- Written request:
Among the entries below, find the lines with "February" and copy them.

- Items:
----
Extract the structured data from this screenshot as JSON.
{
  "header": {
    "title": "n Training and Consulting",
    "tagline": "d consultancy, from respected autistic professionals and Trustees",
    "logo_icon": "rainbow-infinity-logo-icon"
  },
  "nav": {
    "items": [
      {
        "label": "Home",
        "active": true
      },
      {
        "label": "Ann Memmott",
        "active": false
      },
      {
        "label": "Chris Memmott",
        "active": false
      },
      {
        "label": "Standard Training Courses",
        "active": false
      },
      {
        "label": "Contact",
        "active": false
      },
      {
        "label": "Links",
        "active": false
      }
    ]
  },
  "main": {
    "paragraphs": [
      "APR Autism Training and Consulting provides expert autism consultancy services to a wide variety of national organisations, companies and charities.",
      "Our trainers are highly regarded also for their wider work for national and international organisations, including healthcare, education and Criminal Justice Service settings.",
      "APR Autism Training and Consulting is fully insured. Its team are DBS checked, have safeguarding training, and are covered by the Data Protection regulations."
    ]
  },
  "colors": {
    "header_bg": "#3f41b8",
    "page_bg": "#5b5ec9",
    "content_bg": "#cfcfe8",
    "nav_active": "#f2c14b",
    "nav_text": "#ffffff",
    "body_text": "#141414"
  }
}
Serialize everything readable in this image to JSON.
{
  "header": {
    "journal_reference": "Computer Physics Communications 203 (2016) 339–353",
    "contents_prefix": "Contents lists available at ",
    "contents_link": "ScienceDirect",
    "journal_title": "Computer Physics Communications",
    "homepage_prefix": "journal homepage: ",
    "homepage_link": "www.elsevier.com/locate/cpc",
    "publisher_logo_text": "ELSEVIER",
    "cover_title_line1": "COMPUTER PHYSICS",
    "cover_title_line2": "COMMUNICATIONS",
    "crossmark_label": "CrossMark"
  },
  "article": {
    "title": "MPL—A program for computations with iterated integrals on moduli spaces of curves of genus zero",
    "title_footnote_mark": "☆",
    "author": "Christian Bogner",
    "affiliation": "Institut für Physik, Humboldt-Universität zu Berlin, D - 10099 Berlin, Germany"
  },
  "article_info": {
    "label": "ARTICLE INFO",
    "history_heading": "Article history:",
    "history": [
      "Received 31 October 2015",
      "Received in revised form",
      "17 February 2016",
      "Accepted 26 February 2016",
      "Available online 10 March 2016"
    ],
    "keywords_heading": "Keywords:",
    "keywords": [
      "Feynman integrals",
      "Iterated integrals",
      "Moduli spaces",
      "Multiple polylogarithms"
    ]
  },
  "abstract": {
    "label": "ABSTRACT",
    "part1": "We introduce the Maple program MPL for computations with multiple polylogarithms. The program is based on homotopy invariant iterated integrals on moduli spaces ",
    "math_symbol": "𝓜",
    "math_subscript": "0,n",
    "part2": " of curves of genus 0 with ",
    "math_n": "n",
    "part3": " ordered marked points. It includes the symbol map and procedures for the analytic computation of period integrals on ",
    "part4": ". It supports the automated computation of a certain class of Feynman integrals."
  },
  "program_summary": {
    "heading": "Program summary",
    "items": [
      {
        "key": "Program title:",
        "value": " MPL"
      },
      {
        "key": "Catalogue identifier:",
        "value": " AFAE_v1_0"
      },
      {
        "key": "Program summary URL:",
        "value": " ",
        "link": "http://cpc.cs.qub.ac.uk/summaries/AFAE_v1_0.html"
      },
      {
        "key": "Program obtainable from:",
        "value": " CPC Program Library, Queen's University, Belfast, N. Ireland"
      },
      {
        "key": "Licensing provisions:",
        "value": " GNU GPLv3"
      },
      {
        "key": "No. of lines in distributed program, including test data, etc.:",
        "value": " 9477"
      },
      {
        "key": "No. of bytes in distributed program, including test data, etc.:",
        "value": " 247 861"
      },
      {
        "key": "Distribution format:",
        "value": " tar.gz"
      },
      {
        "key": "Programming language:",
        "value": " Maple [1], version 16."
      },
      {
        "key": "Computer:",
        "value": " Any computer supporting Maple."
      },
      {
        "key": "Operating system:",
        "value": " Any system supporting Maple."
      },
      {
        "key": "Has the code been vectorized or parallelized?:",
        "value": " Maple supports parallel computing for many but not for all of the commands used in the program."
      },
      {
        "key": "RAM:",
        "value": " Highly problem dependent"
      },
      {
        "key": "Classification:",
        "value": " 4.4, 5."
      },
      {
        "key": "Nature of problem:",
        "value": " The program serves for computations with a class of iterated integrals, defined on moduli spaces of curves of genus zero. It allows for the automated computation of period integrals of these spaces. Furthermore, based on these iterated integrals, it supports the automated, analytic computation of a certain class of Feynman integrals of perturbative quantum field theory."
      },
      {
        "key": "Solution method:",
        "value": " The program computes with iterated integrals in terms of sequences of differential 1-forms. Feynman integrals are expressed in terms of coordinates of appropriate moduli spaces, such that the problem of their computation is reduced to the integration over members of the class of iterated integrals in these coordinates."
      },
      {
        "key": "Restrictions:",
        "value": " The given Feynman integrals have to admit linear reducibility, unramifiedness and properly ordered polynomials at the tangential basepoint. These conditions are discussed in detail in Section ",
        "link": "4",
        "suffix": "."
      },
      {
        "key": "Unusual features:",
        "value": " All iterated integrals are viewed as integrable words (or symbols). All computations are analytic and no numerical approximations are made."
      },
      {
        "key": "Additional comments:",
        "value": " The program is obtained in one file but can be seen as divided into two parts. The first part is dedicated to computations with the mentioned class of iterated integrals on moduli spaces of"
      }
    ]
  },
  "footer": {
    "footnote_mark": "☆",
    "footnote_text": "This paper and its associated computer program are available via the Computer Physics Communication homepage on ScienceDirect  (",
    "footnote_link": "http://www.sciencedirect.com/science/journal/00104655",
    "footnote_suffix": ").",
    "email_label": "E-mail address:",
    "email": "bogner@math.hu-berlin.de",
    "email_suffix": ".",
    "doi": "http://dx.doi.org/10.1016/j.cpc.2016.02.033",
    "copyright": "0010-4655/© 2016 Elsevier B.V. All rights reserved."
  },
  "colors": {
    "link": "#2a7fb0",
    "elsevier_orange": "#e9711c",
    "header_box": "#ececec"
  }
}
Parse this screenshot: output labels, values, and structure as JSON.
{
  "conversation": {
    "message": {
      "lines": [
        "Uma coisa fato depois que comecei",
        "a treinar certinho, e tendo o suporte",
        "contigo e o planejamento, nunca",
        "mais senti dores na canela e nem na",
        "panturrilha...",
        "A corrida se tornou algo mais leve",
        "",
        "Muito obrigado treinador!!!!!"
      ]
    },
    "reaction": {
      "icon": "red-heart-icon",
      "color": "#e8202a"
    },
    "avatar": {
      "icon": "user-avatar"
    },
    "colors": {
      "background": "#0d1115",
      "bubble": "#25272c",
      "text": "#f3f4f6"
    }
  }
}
----
- Solution to the exercise:
      "17 February 2016",
      "Accepted 26 February 2016",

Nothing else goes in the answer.